**WORK REQUIRED**
Identify the lines containing the word "xlabel". Copy each one.

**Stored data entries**
● ● ● ● ● ● ●

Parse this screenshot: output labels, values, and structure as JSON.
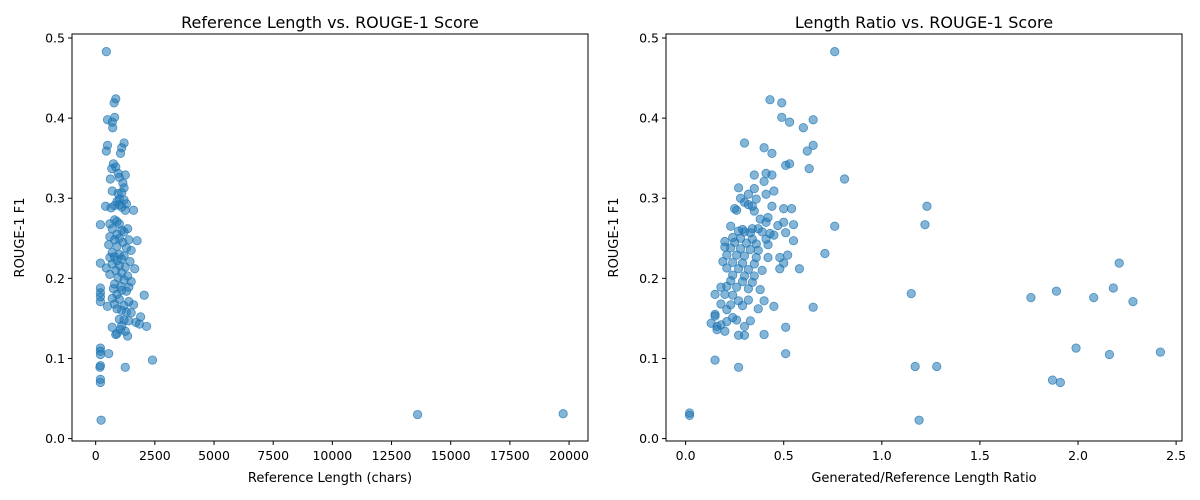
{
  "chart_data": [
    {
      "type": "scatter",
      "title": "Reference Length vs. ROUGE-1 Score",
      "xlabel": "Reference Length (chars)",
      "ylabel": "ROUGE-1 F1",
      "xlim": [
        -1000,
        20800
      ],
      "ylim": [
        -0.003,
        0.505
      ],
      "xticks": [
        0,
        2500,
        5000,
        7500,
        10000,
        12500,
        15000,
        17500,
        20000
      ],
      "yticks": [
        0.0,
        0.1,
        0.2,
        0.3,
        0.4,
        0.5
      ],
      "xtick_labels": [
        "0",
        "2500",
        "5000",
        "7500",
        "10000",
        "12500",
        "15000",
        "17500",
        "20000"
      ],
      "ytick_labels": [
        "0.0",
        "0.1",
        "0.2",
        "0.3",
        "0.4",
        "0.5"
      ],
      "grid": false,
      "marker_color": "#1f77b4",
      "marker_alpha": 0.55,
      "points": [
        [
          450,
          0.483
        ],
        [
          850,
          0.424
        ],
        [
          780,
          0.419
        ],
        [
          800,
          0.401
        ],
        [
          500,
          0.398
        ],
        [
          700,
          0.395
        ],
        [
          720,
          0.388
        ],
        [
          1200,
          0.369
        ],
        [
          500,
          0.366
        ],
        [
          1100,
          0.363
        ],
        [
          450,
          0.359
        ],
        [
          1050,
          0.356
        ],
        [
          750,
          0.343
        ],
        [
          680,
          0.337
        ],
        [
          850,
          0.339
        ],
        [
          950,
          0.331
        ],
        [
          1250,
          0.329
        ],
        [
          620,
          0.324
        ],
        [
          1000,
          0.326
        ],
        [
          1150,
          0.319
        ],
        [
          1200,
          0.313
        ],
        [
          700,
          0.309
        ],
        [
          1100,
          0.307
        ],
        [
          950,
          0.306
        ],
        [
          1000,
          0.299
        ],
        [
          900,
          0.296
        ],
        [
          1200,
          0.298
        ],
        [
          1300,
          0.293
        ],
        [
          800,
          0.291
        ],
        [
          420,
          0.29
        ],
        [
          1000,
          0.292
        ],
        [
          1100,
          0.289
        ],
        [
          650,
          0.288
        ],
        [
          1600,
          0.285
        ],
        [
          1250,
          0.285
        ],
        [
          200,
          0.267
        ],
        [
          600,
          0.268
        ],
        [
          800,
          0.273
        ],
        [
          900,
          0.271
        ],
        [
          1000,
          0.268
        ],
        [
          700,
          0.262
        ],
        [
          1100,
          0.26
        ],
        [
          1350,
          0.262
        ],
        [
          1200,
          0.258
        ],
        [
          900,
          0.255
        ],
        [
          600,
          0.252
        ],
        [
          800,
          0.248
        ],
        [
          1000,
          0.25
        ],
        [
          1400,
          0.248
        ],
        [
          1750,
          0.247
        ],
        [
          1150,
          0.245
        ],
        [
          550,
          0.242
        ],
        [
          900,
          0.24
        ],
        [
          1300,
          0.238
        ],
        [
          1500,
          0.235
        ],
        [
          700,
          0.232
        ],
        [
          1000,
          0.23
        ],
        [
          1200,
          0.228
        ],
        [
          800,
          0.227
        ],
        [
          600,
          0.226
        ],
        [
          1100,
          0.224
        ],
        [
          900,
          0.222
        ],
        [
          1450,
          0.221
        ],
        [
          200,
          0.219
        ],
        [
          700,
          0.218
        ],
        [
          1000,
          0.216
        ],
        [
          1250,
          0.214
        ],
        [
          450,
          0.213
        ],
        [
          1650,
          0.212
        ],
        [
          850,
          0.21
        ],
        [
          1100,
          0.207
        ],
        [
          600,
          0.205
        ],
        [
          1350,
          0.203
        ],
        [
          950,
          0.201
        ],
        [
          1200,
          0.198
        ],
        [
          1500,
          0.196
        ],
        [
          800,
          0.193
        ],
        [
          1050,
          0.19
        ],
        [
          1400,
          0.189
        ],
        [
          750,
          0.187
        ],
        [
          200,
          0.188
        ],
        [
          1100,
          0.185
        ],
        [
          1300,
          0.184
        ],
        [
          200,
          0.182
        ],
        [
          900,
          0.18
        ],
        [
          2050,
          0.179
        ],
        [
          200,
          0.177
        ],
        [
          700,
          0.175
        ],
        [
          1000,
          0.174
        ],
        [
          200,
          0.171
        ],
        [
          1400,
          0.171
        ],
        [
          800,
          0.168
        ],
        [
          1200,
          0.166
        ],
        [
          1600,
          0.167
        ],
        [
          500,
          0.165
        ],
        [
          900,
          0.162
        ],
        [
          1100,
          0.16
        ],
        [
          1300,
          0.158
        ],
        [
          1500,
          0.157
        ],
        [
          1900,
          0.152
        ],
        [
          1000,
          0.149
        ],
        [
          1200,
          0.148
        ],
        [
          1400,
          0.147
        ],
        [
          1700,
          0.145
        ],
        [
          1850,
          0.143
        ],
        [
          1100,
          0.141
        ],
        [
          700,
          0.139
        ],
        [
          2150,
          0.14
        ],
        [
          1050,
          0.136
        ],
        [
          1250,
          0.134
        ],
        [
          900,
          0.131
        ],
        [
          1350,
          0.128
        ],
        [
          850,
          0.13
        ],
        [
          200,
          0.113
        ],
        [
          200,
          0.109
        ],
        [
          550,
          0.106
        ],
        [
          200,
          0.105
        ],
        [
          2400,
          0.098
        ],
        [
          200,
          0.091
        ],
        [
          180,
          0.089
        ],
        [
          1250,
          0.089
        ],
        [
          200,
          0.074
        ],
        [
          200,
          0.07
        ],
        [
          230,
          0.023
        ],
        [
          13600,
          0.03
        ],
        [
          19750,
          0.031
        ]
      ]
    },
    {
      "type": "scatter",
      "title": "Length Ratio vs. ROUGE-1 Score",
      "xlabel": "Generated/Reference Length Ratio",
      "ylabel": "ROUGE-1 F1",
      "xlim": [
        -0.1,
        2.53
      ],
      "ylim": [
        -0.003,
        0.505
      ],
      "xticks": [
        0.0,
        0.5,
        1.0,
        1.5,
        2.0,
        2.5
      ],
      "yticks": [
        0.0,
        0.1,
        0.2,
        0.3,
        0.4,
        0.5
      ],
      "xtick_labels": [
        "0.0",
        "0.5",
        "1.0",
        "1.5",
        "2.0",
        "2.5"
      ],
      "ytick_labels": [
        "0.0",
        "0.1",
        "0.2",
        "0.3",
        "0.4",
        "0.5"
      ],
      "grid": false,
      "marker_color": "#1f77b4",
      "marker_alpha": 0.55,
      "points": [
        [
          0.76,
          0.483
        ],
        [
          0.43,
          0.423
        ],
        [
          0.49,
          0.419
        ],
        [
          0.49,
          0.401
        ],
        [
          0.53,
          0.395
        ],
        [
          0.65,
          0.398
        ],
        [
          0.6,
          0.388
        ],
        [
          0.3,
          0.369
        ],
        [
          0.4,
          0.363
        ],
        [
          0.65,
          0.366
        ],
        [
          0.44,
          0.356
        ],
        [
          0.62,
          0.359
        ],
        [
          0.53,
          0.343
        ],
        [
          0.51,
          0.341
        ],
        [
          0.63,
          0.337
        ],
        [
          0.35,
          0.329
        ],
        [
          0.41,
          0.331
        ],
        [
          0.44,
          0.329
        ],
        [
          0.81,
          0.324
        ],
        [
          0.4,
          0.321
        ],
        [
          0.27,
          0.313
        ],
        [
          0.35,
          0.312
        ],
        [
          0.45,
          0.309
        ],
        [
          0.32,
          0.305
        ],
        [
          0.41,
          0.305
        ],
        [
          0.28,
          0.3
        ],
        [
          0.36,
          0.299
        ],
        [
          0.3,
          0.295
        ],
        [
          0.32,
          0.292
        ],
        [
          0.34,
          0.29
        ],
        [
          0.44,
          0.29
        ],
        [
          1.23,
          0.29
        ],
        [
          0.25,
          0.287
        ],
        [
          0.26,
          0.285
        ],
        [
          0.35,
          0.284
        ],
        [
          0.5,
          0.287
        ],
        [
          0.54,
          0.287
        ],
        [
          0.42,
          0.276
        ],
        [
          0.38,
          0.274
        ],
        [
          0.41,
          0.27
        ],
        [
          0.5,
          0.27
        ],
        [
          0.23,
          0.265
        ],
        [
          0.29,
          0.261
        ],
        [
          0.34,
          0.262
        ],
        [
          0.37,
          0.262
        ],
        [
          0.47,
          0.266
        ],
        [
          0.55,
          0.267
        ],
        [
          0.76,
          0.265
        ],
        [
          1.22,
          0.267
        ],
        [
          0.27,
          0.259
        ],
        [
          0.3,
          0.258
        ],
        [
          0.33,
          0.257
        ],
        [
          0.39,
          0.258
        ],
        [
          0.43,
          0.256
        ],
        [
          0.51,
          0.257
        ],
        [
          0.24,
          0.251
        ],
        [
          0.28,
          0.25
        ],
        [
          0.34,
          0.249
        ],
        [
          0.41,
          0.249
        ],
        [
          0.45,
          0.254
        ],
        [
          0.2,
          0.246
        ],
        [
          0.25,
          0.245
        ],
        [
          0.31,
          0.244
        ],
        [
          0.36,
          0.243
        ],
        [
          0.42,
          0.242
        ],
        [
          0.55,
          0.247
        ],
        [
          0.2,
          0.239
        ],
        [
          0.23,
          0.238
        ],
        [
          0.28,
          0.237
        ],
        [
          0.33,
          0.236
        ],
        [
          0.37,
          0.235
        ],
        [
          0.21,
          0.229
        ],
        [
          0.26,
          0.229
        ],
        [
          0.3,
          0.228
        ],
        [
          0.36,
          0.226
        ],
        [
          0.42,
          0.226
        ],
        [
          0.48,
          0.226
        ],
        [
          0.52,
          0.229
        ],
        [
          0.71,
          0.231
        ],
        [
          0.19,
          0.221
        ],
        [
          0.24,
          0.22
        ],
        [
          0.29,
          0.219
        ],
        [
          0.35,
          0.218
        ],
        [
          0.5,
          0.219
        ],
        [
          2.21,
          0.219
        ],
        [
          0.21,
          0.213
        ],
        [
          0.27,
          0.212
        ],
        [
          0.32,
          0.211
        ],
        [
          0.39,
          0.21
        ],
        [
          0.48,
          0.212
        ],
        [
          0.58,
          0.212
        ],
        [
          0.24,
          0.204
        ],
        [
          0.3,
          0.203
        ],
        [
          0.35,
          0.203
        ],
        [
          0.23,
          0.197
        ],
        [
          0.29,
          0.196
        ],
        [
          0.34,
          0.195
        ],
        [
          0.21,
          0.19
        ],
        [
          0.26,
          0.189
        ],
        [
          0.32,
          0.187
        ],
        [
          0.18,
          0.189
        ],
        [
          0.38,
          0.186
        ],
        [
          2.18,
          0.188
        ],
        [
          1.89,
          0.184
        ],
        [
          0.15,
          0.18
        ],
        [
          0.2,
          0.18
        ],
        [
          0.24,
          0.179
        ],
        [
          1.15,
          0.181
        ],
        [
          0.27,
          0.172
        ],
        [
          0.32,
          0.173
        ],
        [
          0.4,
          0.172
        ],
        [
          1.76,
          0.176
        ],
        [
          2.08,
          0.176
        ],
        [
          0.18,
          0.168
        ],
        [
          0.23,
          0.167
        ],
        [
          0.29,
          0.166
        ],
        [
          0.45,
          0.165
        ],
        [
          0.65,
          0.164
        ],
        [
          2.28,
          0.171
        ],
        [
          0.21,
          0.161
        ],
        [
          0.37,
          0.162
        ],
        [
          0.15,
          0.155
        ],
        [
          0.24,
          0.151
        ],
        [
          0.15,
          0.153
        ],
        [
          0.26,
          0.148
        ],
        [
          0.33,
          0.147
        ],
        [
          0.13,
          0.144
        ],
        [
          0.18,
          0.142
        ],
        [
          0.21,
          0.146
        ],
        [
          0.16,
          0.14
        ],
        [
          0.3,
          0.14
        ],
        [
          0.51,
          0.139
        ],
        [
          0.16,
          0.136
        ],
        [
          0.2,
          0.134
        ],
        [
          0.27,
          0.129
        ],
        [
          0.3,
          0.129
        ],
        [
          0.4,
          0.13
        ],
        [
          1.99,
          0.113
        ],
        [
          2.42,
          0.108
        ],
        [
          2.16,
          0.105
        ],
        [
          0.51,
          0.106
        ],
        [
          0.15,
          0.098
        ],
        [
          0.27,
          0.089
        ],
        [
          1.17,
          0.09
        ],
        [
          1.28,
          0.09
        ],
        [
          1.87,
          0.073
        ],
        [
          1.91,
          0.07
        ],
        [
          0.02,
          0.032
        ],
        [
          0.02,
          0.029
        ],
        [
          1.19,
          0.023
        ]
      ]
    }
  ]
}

● ● ● ● ● ● ●

**THE SOLUTION**
      "xlabel": "Reference Length (chars)",
      "xlabel": "Generated/Reference Length Ratio",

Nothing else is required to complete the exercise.